* Source material
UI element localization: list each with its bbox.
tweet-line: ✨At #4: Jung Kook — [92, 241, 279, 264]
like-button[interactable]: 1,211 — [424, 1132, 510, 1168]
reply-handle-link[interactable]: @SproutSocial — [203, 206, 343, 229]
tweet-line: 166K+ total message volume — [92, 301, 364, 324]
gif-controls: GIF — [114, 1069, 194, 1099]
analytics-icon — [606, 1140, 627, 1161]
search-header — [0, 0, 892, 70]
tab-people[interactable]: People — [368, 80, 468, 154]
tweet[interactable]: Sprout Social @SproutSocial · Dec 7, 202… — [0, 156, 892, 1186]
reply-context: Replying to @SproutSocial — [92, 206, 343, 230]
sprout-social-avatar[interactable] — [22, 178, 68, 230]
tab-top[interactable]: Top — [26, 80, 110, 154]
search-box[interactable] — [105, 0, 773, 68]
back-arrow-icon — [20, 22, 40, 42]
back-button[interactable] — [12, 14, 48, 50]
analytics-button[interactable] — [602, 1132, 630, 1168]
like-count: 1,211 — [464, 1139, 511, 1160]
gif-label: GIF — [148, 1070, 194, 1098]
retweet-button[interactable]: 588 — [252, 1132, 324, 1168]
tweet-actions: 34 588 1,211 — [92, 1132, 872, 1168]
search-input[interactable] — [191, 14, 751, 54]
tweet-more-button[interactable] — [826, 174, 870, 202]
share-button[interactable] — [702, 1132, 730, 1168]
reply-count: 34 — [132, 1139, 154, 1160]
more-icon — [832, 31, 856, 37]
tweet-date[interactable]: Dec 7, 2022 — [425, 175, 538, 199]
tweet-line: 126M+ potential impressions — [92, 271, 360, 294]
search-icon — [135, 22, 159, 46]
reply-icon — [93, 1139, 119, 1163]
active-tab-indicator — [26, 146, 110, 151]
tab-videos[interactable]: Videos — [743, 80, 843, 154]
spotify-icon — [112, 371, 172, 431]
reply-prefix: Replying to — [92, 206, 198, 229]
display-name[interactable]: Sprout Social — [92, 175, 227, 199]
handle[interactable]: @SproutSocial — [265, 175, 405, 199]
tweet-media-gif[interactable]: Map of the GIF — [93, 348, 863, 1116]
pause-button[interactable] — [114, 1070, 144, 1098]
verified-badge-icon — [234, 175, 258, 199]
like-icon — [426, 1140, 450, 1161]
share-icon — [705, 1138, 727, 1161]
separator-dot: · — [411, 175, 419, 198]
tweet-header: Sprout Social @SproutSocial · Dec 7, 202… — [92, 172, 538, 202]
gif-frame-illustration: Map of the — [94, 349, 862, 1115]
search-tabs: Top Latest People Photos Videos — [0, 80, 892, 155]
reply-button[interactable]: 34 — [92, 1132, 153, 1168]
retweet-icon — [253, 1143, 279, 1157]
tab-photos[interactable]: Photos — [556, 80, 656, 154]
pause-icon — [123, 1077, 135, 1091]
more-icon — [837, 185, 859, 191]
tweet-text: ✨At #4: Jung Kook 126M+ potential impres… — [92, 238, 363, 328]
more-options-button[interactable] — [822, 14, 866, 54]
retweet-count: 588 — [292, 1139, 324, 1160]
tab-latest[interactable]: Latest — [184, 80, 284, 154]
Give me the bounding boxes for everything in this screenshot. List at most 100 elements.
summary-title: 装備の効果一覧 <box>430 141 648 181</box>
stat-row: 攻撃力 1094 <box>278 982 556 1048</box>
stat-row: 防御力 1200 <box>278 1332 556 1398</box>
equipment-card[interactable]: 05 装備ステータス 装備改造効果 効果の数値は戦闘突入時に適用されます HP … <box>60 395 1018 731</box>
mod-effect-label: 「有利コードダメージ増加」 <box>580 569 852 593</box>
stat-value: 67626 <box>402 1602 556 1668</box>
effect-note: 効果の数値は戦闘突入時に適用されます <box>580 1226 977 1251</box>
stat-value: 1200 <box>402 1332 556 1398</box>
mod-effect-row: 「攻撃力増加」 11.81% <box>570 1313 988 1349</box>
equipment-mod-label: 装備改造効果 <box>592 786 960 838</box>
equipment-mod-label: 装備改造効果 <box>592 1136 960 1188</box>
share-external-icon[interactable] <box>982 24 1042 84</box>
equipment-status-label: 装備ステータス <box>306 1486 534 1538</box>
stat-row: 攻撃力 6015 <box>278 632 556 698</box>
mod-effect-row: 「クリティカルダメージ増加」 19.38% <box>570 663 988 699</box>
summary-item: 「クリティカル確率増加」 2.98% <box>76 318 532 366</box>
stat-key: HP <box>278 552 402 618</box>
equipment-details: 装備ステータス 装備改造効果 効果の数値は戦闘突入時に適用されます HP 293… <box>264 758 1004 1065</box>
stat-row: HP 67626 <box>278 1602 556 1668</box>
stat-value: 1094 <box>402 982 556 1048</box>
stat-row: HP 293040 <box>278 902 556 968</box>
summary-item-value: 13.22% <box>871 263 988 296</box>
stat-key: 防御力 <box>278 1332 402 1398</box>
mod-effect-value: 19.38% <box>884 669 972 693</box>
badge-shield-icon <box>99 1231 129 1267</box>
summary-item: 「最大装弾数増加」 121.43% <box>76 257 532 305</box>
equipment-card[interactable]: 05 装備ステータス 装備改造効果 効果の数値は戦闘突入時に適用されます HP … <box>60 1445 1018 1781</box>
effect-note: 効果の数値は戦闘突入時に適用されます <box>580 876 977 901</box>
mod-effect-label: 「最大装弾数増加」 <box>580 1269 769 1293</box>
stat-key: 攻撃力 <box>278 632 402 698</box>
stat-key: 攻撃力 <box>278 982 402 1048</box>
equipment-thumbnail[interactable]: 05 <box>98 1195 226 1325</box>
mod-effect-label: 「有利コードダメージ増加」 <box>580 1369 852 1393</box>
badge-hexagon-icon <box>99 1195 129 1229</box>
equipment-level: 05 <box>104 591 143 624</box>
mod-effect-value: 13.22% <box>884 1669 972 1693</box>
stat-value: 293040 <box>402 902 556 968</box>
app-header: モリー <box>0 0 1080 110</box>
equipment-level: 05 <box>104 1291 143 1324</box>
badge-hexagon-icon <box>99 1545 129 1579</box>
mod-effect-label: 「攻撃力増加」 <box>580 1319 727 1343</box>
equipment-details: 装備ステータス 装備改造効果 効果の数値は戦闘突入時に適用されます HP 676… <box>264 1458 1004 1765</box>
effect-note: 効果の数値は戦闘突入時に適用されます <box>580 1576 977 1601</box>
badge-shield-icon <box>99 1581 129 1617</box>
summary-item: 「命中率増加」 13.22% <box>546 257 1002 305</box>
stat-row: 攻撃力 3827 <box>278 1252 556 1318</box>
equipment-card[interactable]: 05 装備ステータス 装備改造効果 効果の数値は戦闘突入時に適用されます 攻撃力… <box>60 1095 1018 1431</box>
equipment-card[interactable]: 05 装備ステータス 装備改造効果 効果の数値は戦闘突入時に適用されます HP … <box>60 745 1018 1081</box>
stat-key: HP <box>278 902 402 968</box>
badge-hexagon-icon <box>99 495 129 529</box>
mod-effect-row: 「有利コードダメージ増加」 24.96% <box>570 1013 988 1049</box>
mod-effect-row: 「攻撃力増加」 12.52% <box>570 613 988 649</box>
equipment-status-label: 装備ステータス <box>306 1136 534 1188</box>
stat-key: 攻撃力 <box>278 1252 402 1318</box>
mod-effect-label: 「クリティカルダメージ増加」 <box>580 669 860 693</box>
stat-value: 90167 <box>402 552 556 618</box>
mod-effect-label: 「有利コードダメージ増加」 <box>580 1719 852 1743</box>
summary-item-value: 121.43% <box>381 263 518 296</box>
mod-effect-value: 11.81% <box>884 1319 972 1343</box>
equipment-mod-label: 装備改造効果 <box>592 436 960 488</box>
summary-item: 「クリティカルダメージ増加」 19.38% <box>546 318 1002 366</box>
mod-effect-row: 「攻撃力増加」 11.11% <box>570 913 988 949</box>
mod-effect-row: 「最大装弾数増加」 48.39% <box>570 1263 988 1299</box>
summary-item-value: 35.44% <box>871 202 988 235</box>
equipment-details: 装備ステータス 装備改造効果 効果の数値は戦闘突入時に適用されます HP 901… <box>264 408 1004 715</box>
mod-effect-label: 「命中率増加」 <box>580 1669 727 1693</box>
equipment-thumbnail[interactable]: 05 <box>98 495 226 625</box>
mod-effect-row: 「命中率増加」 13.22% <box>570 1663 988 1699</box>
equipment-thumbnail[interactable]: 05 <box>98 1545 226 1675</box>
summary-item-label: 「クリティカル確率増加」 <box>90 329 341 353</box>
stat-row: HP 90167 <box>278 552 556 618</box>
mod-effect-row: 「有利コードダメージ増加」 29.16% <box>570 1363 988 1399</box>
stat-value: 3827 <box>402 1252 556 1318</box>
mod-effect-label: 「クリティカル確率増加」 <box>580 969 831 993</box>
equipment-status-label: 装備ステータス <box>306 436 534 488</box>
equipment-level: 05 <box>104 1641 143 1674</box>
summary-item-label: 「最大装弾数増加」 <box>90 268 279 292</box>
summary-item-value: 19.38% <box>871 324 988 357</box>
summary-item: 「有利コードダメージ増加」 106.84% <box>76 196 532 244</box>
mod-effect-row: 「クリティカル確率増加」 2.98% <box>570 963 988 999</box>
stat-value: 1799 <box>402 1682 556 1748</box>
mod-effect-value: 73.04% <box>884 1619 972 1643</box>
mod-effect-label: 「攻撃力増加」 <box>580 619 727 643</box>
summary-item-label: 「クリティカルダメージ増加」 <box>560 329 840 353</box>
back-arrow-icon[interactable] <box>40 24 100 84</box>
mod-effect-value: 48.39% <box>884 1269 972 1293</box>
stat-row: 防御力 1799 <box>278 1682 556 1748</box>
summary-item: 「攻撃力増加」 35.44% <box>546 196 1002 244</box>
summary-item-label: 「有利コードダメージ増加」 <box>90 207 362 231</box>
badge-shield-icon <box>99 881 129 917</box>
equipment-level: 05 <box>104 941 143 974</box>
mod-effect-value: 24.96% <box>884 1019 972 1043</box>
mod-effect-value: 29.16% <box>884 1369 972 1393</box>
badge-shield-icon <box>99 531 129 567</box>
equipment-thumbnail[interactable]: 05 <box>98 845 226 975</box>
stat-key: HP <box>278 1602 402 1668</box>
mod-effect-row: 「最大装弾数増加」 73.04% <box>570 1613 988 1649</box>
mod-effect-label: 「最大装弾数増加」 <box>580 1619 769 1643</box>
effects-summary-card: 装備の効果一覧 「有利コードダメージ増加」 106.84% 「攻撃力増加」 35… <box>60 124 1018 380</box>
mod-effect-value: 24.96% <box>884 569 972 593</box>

* What this task involves
Copy out the items word for word, starting with the first line of the items and going on through the line that contains "reply-prefix: Replying to"; include both of those lines.

* Complete output
UI element localization: list each with its bbox.
tweet-line: ✨At #4: Jung Kook — [92, 241, 279, 264]
like-button[interactable]: 1,211 — [424, 1132, 510, 1168]
reply-handle-link[interactable]: @SproutSocial — [203, 206, 343, 229]
tweet-line: 166K+ total message volume — [92, 301, 364, 324]
gif-controls: GIF — [114, 1069, 194, 1099]
analytics-icon — [606, 1140, 627, 1161]
search-header — [0, 0, 892, 70]
tab-people[interactable]: People — [368, 80, 468, 154]
tweet[interactable]: Sprout Social @SproutSocial · Dec 7, 202… — [0, 156, 892, 1186]
reply-context: Replying to @SproutSocial — [92, 206, 343, 230]
sprout-social-avatar[interactable] — [22, 178, 68, 230]
tab-top[interactable]: Top — [26, 80, 110, 154]
search-box[interactable] — [105, 0, 773, 68]
back-arrow-icon — [20, 22, 40, 42]
back-button[interactable] — [12, 14, 48, 50]
analytics-button[interactable] — [602, 1132, 630, 1168]
like-count: 1,211 — [464, 1139, 511, 1160]
gif-label: GIF — [148, 1070, 194, 1098]
retweet-button[interactable]: 588 — [252, 1132, 324, 1168]
tweet-actions: 34 588 1,211 — [92, 1132, 872, 1168]
search-input[interactable] — [191, 14, 751, 54]
tweet-more-button[interactable] — [826, 174, 870, 202]
share-button[interactable] — [702, 1132, 730, 1168]
reply-count: 34 — [132, 1139, 154, 1160]
more-icon — [832, 31, 856, 37]
tweet-date[interactable]: Dec 7, 2022 — [425, 175, 538, 199]
tweet-line: 126M+ potential impressions — [92, 271, 360, 294]
search-icon — [135, 22, 159, 46]
reply-icon — [93, 1139, 119, 1163]
active-tab-indicator — [26, 146, 110, 151]
tab-videos[interactable]: Videos — [743, 80, 843, 154]
spotify-icon — [112, 371, 172, 431]
reply-prefix: Replying to — [92, 206, 198, 229]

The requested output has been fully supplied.